→ **Directions for this task**
Rewrite the data below as a Markdown table with the columns "No." and "Entry," starting at the line containing "Itemize the components" and ending after the line containing "- chart-title: Average". Number each row, skip blank lines, and leave the pictures out.

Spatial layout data
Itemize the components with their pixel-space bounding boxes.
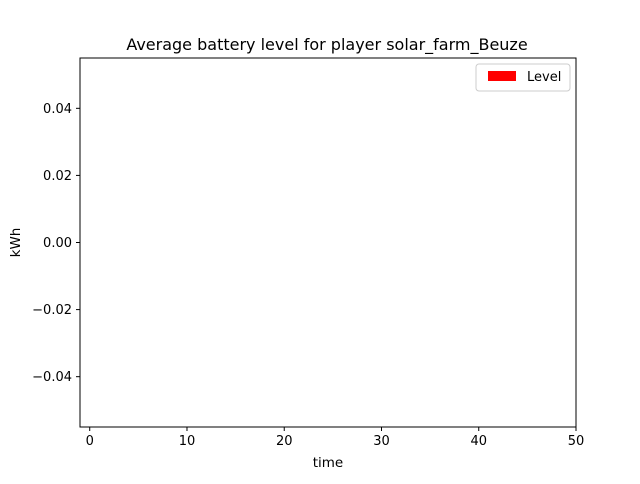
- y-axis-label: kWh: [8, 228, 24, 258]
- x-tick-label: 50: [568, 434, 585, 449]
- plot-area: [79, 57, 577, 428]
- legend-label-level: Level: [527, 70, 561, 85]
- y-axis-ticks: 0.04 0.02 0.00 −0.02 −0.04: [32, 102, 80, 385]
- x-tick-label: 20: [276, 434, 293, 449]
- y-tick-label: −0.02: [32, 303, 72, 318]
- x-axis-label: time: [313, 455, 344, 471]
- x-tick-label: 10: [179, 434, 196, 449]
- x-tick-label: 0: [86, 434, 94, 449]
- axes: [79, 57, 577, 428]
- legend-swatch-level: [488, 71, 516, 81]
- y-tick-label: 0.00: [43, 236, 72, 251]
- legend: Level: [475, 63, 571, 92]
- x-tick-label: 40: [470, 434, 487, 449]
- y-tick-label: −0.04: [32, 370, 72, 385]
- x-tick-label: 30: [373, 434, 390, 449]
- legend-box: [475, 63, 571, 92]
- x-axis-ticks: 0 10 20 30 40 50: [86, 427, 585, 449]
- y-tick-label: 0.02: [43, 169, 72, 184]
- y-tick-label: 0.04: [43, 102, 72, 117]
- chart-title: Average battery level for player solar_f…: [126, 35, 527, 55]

...

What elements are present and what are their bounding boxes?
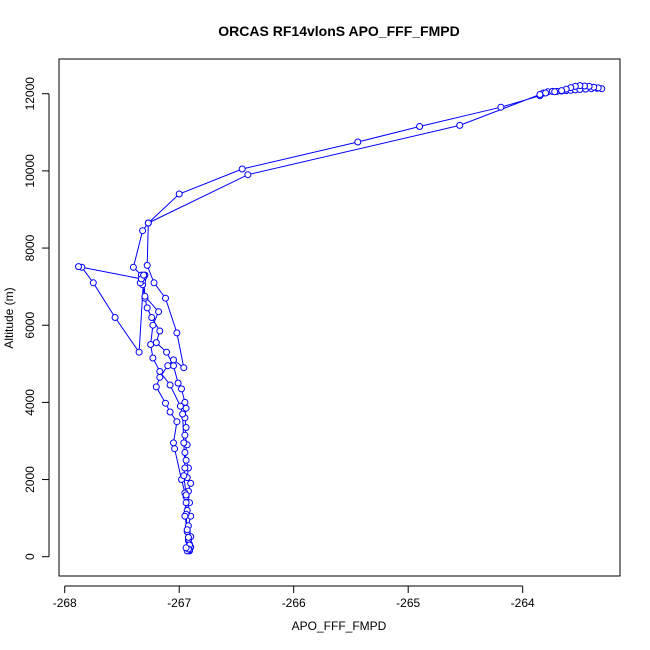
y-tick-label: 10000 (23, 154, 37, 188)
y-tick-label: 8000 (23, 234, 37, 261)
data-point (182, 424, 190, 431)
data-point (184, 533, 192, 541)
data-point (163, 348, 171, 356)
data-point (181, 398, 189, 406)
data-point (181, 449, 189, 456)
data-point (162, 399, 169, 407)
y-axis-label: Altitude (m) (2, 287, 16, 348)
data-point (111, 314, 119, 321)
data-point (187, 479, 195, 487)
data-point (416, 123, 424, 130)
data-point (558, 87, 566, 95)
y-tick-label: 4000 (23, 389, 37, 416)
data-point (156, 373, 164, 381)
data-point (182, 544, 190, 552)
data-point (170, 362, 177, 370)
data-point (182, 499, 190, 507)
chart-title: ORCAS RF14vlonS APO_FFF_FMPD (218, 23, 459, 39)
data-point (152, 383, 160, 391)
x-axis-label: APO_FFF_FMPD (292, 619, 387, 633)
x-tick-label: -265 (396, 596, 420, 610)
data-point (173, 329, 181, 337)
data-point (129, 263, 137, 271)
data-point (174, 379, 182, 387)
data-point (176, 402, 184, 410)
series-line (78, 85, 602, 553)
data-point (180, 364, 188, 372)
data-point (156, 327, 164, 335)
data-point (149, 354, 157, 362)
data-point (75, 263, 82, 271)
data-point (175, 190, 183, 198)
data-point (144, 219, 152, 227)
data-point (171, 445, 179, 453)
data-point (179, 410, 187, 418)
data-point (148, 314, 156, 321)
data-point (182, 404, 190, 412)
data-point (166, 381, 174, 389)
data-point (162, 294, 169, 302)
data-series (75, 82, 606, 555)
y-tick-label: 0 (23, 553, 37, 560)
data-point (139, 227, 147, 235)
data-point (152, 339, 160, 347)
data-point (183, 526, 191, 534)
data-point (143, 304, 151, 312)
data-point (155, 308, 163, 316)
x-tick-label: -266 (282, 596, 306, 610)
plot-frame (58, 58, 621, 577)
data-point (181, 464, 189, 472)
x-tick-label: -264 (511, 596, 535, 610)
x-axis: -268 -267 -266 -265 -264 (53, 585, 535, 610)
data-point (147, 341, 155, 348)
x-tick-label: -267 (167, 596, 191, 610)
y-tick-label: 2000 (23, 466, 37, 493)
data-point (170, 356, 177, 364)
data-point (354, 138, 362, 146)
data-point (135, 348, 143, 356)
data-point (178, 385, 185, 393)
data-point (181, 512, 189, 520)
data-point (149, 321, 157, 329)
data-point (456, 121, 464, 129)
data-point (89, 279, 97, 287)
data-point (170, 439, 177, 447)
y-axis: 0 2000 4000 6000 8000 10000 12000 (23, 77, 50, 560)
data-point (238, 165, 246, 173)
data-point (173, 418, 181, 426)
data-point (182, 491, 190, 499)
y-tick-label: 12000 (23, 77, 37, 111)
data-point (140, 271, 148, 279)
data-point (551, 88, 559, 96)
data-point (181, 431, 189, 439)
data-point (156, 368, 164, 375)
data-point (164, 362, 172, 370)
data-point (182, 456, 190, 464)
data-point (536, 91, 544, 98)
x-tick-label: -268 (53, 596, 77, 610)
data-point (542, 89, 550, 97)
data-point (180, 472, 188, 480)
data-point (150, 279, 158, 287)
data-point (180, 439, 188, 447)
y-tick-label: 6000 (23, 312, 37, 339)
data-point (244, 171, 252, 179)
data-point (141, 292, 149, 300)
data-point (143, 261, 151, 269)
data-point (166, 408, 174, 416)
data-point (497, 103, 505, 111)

→ **The solution**
| No. | Entry |
|---|---|
| 1 | Itemize the components with their pixel-space bounding boxes. |
| 2 | - y-axis-label: kWh: [8, 228, 24, 258] |
| 3 | - x-tick-label: 50: [568, 434, 585, 449] |
| 4 | - plot-area: [79, 57, 577, 428] |
| 5 | - legend-label-level: Level: [527, 70, 561, 85] |
| 6 | - y-axis-ticks: 0.04 0.02 0.00 −0.02 −0.04: [32, 102, 80, 385] |
| 7 | - x-tick-label: 20: [276, 434, 293, 449] |
| 8 | - y-tick-label: −0.02: [32, 303, 72, 318] |
| 9 | - x-axis-label: time: [313, 455, 344, 471] |
| 10 | - x-tick-label: 10: [179, 434, 196, 449] |
| 11 | - x-tick-label: 0: [86, 434, 94, 449] |
| 12 | - axes: [79, 57, 577, 428] |
| 13 | - legend-swatch-level: [488, 71, 516, 81] |
| 14 | - y-tick-label: 0.00: [43, 236, 72, 251] |
| 15 | - legend: Level: [475, 63, 571, 92] |
| 16 | - x-tick-label: 40: [470, 434, 487, 449] |
| 17 | - y-tick-label: −0.04: [32, 370, 72, 385] |
| 18 | - x-tick-label: 30: [373, 434, 390, 449] |
| 19 | - legend-box: [475, 63, 571, 92] |
| 20 | - x-axis-ticks: 0 10 20 30 40 50: [86, 427, 585, 449] |
| 21 | - y-tick-label: 0.02: [43, 169, 72, 184] |
| 22 | - y-tick-label: 0.04: [43, 102, 72, 117] |
| 23 | - chart-title: Average battery level for player solar_f…: [126, 35, 527, 55] |